Written request
In the material below, the lines containing the word "length" are required; copy each of them.

Data excerpts
○ ○ ○ ○ ○

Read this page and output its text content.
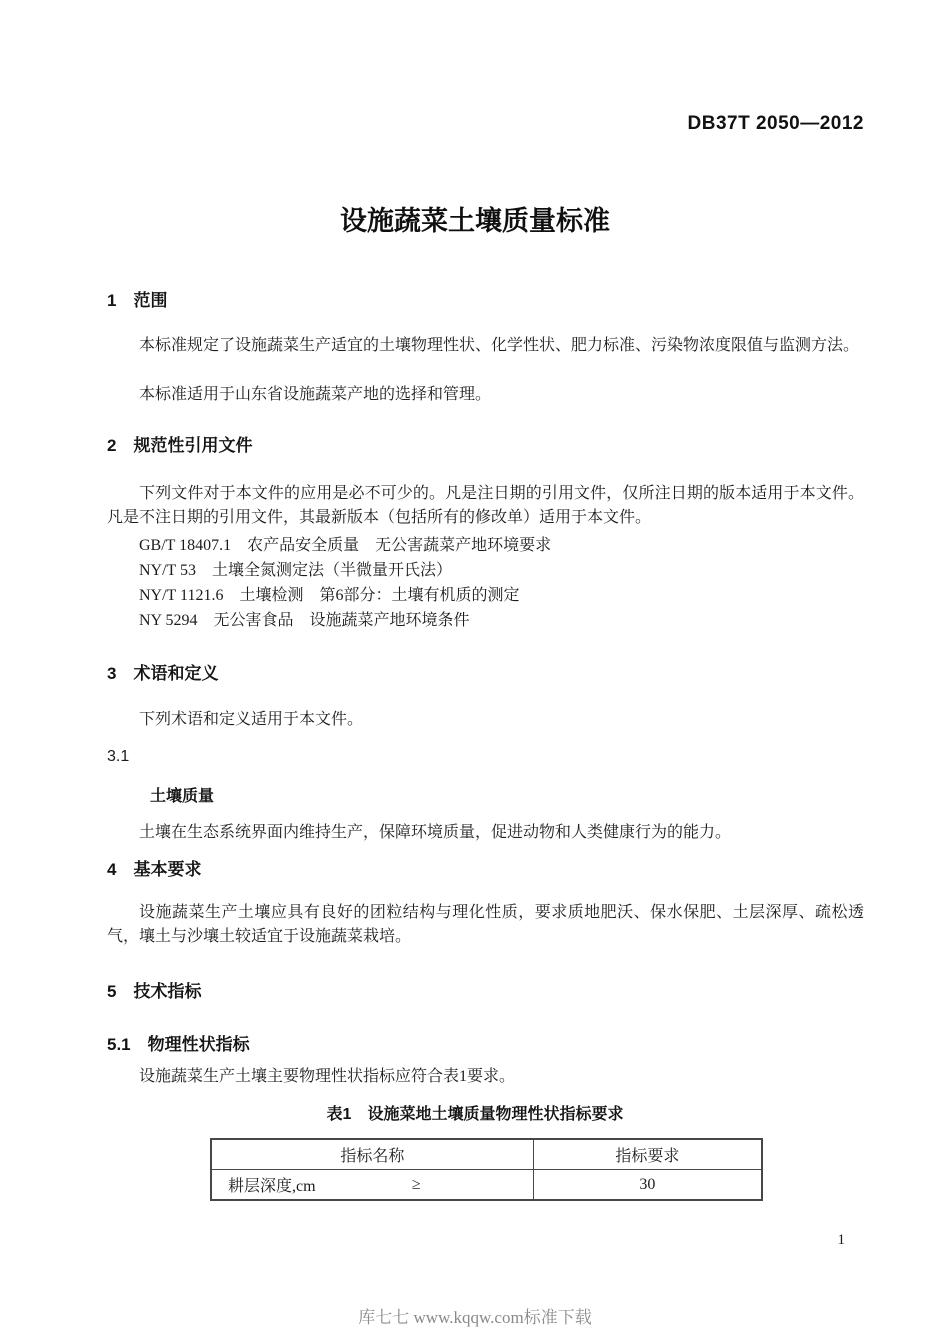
DB37T 2050—2012
设施蔬菜土壤质量标准
1 范围
本标准规定了设施蔬菜生产适宜的土壤物理性状、化学性状、肥力标准、污染物浓度限值与监测方法。
本标准适用于山东省设施蔬菜产地的选择和管理。
2 规范性引用文件
下列文件对于本文件的应用是必不可少的。凡是注日期的引用文件，仅所注日期的版本适用于本文件。凡是不注日期的引用文件，其最新版本（包括所有的修改单）适用于本文件。
GB/T 18407.1　农产品安全质量　无公害蔬菜产地环境要求
NY/T 53　土壤全氮测定法（半微量开氏法）
NY/T 1121.6　土壤检测　第6部分：土壤有机质的测定
NY 5294　无公害食品　设施蔬菜产地环境条件
3 术语和定义
下列术语和定义适用于本文件。
3.1
土壤质量
土壤在生态系统界面内维持生产，保障环境质量，促进动物和人类健康行为的能力。
4 基本要求
设施蔬菜生产土壤应具有良好的团粒结构与理化性质，要求质地肥沃、保水保肥、土层深厚、疏松透气，壤土与沙壤土较适宜于设施蔬菜栽培。
5 技术指标
5.1 物理性状指标
设施蔬菜生产土壤主要物理性状指标应符合表1要求。
表1　设施菜地土壤质量物理性状指标要求
指标名称	指标要求

耕层深度,cm ≥	30
1
库七七 www.kqqw.com标准下载
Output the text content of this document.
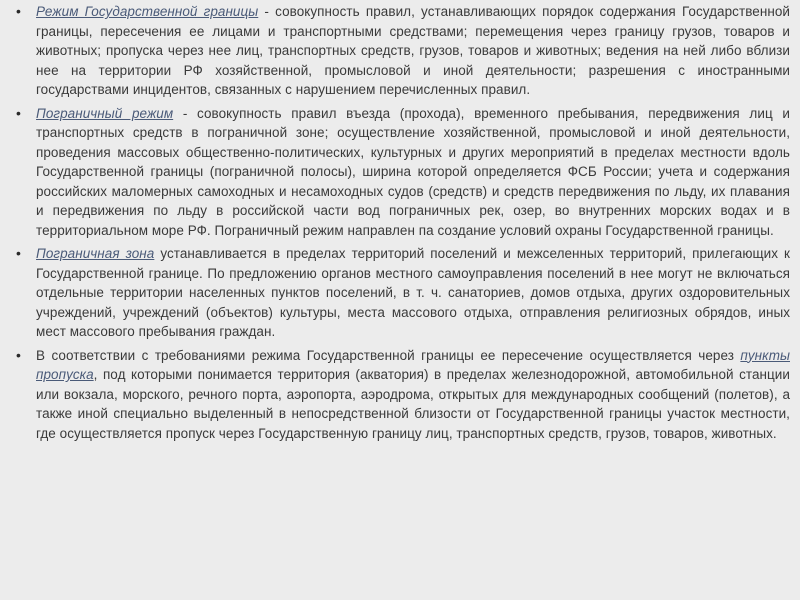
• Режим Государственной границы - совокупность правил, устанавливающих порядок содержания Государственной границы, пересечения ее лицами и транспортными средствами; перемещения через границу грузов, товаров и животных; пропуска через нее лиц, транспортных средств, грузов, товаров и животных; ведения на ней либо вблизи нее на территории РФ хозяйственной, промысловой и иной деятельности; разрешения с иностранными государствами инцидентов, связанных с нарушением перечисленных правил.
• Пограничный режим - совокупность правил въезда (прохода), временного пребывания, передвижения лиц и транспортных средств в пограничной зоне; осуществление хозяйственной, промысловой и иной деятельности, проведения массовых общественно-политических, культурных и других мероприятий в пределах местности вдоль Государственной границы (пограничной полосы), ширина которой определяется ФСБ России; учета и содержания российских маломерных самоходных и несамоходных судов (средств) и средств передвижения по льду, их плавания и передвижения по льду в российской части вод пограничных рек, озер, во внутренних морских водах и в территориальном море РФ. Пограничный режим направлен па создание условий охраны Государственной границы.
• Пограничная зона устанавливается в пределах территорий поселений и межселенных территорий, прилегающих к Государственной границе. По предложению органов местного самоуправления поселений в нее могут не включаться отдельные территории населенных пунктов поселений, в т. ч. санаториев, домов отдыха, других оздоровительных учреждений, учреждений (объектов) культуры, места массового отдыха, отправления религиозных обрядов, иных мест массового пребывания граждан.
• В соответствии с требованиями режима Государственной границы ее пересечение осуществляется через пункты пропуска, под которыми понимается территория (акватория) в пределах железнодорожной, автомобильной станции или вокзала, морского, речного порта, аэропорта, аэродрома, открытых для международных сообщений (полетов), а также иной специально выделенный в непосредственной близости от Государственной границы участок местности, где осуществляется пропуск через Государственную границу лиц, транспортных средств, грузов, товаров, животных.
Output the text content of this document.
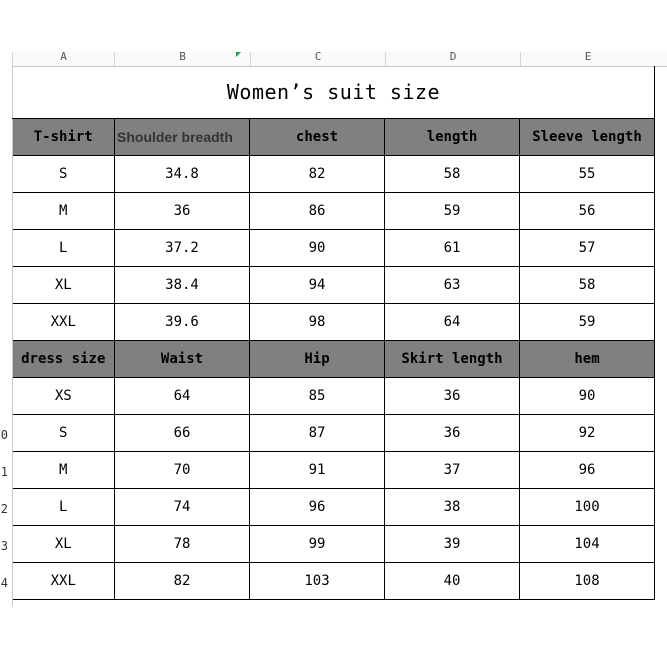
A	B	C	D	E
0
1
2
3
4
Women’s suit size				
T-shirt	Shoulder breadth	chest	length	Sleeve length
S	34.8	82	58	55
M	36	86	59	56
L	37.2	90	61	57
XL	38.4	94	63	58
XXL	39.6	98	64	59
dress size	Waist	Hip	Skirt length	hem
XS	64	85	36	90
S	66	87	36	92
M	70	91	37	96
L	74	96	38	100
XL	78	99	39	104
XXL	82	103	40	108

○ ○ ○ ○ ○

The answer
T-shirt	Shoulder breadth	chest	length	Sleeve length
dress size	Waist	Hip	Skirt length	hem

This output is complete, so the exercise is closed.